Exercise requirements
Repeat the material exactly as it appears.

Exercise inputs
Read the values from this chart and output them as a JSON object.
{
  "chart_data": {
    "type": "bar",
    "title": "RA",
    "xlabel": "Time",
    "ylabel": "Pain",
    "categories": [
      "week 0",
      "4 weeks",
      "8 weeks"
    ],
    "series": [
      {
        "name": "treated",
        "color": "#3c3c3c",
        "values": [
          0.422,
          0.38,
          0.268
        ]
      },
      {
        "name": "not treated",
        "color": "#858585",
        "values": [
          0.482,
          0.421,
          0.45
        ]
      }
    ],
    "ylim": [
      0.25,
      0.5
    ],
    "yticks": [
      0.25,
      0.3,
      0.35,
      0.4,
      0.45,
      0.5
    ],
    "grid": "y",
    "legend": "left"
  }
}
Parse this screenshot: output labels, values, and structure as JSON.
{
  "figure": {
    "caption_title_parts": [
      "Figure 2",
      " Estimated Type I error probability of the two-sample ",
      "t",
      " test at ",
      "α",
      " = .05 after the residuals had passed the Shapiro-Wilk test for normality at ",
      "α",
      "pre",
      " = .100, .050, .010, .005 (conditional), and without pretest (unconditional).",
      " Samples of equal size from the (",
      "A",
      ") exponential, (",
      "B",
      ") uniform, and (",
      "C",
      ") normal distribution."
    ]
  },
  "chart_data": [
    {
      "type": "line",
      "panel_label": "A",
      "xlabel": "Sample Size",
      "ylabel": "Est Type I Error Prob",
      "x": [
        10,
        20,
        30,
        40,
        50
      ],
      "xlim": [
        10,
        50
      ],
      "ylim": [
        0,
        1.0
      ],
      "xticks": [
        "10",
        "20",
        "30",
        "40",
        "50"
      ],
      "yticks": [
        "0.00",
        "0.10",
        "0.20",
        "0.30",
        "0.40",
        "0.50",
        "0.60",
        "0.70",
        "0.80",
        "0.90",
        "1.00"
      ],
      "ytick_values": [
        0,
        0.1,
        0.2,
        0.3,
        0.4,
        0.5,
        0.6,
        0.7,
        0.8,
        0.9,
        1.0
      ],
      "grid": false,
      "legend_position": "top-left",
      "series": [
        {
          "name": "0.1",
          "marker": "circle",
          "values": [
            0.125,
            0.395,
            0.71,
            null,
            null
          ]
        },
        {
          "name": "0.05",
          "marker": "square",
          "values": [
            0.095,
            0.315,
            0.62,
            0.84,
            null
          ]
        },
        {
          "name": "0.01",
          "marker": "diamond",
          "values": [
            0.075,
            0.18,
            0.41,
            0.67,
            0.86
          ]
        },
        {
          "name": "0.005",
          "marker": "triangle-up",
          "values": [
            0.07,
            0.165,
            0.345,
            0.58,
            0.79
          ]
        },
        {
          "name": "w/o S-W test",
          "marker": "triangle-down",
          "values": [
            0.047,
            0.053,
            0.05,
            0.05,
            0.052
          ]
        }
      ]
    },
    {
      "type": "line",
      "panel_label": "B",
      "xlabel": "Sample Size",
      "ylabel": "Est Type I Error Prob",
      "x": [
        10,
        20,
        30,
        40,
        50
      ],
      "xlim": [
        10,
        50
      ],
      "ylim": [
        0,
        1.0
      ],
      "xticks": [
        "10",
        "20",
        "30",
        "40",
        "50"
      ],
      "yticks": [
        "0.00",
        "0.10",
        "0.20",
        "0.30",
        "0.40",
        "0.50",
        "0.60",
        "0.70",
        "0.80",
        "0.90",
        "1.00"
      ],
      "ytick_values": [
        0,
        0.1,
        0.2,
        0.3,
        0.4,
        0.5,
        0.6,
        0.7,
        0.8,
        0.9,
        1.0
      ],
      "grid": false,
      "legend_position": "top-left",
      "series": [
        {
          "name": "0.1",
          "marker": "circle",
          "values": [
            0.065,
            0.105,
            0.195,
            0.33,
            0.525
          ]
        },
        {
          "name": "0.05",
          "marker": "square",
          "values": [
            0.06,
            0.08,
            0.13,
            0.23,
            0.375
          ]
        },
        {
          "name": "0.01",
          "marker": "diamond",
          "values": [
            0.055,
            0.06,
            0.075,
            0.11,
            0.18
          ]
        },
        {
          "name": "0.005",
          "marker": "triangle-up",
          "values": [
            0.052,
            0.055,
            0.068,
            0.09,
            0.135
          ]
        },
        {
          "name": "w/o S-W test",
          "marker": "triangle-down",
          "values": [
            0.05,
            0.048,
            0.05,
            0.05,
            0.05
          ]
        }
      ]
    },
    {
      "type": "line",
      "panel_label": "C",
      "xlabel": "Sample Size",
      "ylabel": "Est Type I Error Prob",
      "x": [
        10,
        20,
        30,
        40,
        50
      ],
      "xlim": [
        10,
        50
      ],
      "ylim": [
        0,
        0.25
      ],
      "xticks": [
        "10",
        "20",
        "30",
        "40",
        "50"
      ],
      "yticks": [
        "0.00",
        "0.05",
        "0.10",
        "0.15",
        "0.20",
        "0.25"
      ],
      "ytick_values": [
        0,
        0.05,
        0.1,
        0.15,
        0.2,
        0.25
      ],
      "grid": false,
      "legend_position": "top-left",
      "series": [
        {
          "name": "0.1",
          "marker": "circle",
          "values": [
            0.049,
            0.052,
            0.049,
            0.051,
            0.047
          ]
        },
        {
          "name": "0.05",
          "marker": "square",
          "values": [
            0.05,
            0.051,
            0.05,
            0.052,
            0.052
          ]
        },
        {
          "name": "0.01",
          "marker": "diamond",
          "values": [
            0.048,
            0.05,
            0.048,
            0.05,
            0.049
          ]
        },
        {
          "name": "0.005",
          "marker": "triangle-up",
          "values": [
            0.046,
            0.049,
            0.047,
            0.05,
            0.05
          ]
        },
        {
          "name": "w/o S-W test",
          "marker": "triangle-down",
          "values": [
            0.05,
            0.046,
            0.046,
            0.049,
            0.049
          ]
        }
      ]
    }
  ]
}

Output
Read the values from this chart and output them as a JSON object.
{
  "chart_data": {
    "type": "bar",
    "title": "RA",
    "xlabel": "Time",
    "ylabel": "Pain",
    "categories": [
      "week 0",
      "4 weeks",
      "8 weeks"
    ],
    "series": [
      {
        "name": "treated",
        "color": "#3c3c3c",
        "values": [
          0.422,
          0.38,
          0.268
        ]
      },
      {
        "name": "not treated",
        "color": "#858585",
        "values": [
          0.482,
          0.421,
          0.45
        ]
      }
    ],
    "ylim": [
      0.25,
      0.5
    ],
    "yticks": [
      0.25,
      0.3,
      0.35,
      0.4,
      0.45,
      0.5
    ],
    "grid": "y",
    "legend": "left"
  }
}
Parse this screenshot: output labels, values, and structure as JSON.
{
  "figure": {
    "caption_title_parts": [
      "Figure 2",
      " Estimated Type I error probability of the two-sample ",
      "t",
      " test at ",
      "α",
      " = .05 after the residuals had passed the Shapiro-Wilk test for normality at ",
      "α",
      "pre",
      " = .100, .050, .010, .005 (conditional), and without pretest (unconditional).",
      " Samples of equal size from the (",
      "A",
      ") exponential, (",
      "B",
      ") uniform, and (",
      "C",
      ") normal distribution."
    ]
  },
  "chart_data": [
    {
      "type": "line",
      "panel_label": "A",
      "xlabel": "Sample Size",
      "ylabel": "Est Type I Error Prob",
      "x": [
        10,
        20,
        30,
        40,
        50
      ],
      "xlim": [
        10,
        50
      ],
      "ylim": [
        0,
        1.0
      ],
      "xticks": [
        "10",
        "20",
        "30",
        "40",
        "50"
      ],
      "yticks": [
        "0.00",
        "0.10",
        "0.20",
        "0.30",
        "0.40",
        "0.50",
        "0.60",
        "0.70",
        "0.80",
        "0.90",
        "1.00"
      ],
      "ytick_values": [
        0,
        0.1,
        0.2,
        0.3,
        0.4,
        0.5,
        0.6,
        0.7,
        0.8,
        0.9,
        1.0
      ],
      "grid": false,
      "legend_position": "top-left",
      "series": [
        {
          "name": "0.1",
          "marker": "circle",
          "values": [
            0.125,
            0.395,
            0.71,
            null,
            null
          ]
        },
        {
          "name": "0.05",
          "marker": "square",
          "values": [
            0.095,
            0.315,
            0.62,
            0.84,
            null
          ]
        },
        {
          "name": "0.01",
          "marker": "diamond",
          "values": [
            0.075,
            0.18,
            0.41,
            0.67,
            0.86
          ]
        },
        {
          "name": "0.005",
          "marker": "triangle-up",
          "values": [
            0.07,
            0.165,
            0.345,
            0.58,
            0.79
          ]
        },
        {
          "name": "w/o S-W test",
          "marker": "triangle-down",
          "values": [
            0.047,
            0.053,
            0.05,
            0.05,
            0.052
          ]
        }
      ]
    },
    {
      "type": "line",
      "panel_label": "B",
      "xlabel": "Sample Size",
      "ylabel": "Est Type I Error Prob",
      "x": [
        10,
        20,
        30,
        40,
        50
      ],
      "xlim": [
        10,
        50
      ],
      "ylim": [
        0,
        1.0
      ],
      "xticks": [
        "10",
        "20",
        "30",
        "40",
        "50"
      ],
      "yticks": [
        "0.00",
        "0.10",
        "0.20",
        "0.30",
        "0.40",
        "0.50",
        "0.60",
        "0.70",
        "0.80",
        "0.90",
        "1.00"
      ],
      "ytick_values": [
        0,
        0.1,
        0.2,
        0.3,
        0.4,
        0.5,
        0.6,
        0.7,
        0.8,
        0.9,
        1.0
      ],
      "grid": false,
      "legend_position": "top-left",
      "series": [
        {
          "name": "0.1",
          "marker": "circle",
          "values": [
            0.065,
            0.105,
            0.195,
            0.33,
            0.525
          ]
        },
        {
          "name": "0.05",
          "marker": "square",
          "values": [
            0.06,
            0.08,
            0.13,
            0.23,
            0.375
          ]
        },
        {
          "name": "0.01",
          "marker": "diamond",
          "values": [
            0.055,
            0.06,
            0.075,
            0.11,
            0.18
          ]
        },
        {
          "name": "0.005",
          "marker": "triangle-up",
          "values": [
            0.052,
            0.055,
            0.068,
            0.09,
            0.135
          ]
        },
        {
          "name": "w/o S-W test",
          "marker": "triangle-down",
          "values": [
            0.05,
            0.048,
            0.05,
            0.05,
            0.05
          ]
        }
      ]
    },
    {
      "type": "line",
      "panel_label": "C",
      "xlabel": "Sample Size",
      "ylabel": "Est Type I Error Prob",
      "x": [
        10,
        20,
        30,
        40,
        50
      ],
      "xlim": [
        10,
        50
      ],
      "ylim": [
        0,
        0.25
      ],
      "xticks": [
        "10",
        "20",
        "30",
        "40",
        "50"
      ],
      "yticks": [
        "0.00",
        "0.05",
        "0.10",
        "0.15",
        "0.20",
        "0.25"
      ],
      "ytick_values": [
        0,
        0.05,
        0.1,
        0.15,
        0.2,
        0.25
      ],
      "grid": false,
      "legend_position": "top-left",
      "series": [
        {
          "name": "0.1",
          "marker": "circle",
          "values": [
            0.049,
            0.052,
            0.049,
            0.051,
            0.047
          ]
        },
        {
          "name": "0.05",
          "marker": "square",
          "values": [
            0.05,
            0.051,
            0.05,
            0.052,
            0.052
          ]
        },
        {
          "name": "0.01",
          "marker": "diamond",
          "values": [
            0.048,
            0.05,
            0.048,
            0.05,
            0.049
          ]
        },
        {
          "name": "0.005",
          "marker": "triangle-up",
          "values": [
            0.046,
            0.049,
            0.047,
            0.05,
            0.05
          ]
        },
        {
          "name": "w/o S-W test",
          "marker": "triangle-down",
          "values": [
            0.05,
            0.046,
            0.046,
            0.049,
            0.049
          ]
        }
      ]
    }
  ]
}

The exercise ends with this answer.